What needs to be done: Report the number of lines where the string "тебе" occurs, and write nothing else.

Data listing:
******
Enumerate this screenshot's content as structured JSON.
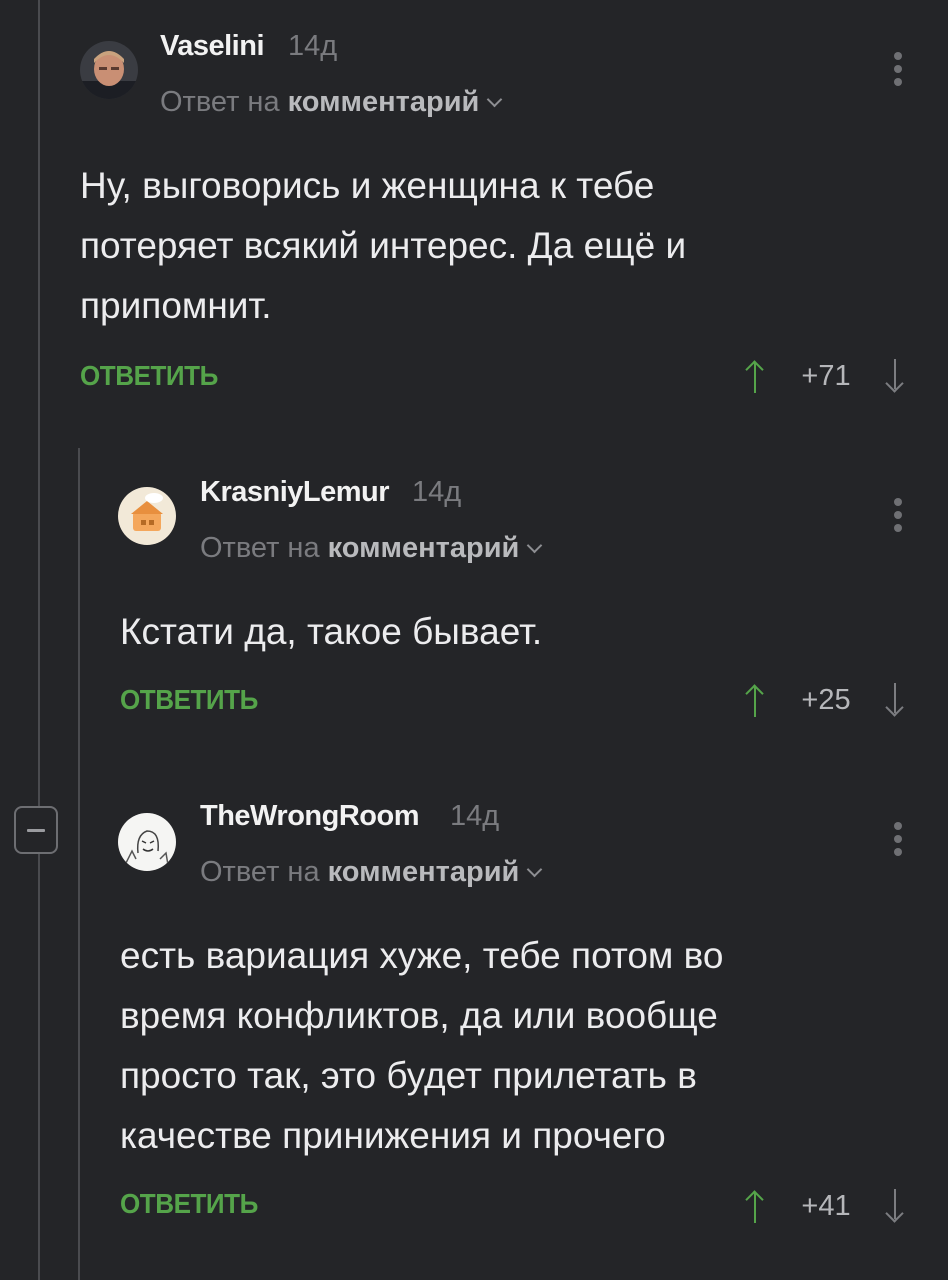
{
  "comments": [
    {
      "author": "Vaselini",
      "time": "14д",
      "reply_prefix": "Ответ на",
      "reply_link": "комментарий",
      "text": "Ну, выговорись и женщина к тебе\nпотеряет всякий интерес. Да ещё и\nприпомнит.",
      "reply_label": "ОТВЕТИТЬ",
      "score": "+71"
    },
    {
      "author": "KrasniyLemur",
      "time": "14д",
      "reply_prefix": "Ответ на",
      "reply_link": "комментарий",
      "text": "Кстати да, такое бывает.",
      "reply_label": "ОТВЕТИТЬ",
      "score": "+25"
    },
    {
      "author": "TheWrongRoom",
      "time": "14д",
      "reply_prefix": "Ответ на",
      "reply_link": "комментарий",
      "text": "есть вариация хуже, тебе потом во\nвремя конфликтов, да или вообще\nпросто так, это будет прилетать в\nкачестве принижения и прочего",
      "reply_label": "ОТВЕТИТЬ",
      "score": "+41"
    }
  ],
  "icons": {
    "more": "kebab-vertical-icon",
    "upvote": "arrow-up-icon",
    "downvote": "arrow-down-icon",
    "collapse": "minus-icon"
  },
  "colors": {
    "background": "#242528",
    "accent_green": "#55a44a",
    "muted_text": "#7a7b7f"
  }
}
******
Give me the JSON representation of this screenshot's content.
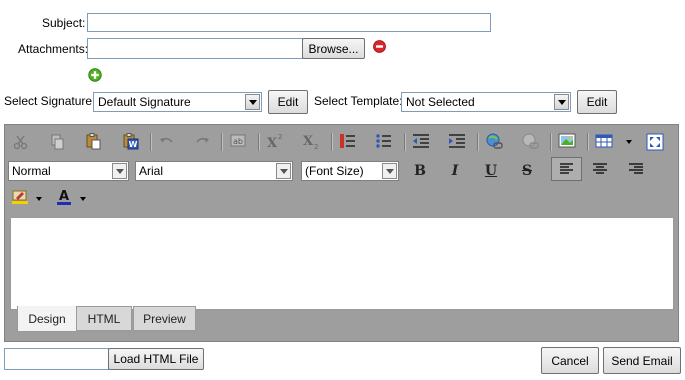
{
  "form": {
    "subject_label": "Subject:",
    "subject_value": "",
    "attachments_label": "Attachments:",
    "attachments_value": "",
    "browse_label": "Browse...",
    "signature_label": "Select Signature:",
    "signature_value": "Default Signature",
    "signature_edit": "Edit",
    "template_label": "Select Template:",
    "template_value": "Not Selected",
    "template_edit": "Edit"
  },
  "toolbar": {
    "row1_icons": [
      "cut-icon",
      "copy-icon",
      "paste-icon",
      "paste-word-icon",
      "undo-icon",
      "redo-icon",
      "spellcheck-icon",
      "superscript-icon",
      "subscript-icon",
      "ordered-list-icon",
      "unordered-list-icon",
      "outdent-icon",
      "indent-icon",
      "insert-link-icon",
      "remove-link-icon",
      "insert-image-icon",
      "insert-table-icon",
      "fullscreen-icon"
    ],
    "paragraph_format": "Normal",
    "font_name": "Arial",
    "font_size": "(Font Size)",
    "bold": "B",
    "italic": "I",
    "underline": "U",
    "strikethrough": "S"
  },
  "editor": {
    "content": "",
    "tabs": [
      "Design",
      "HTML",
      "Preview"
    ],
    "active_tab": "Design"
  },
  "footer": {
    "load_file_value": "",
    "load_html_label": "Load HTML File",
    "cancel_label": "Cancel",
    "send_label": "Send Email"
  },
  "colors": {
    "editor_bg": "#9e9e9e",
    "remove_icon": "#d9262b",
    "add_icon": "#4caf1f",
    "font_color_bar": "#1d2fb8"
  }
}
******
Solution to the problem: 2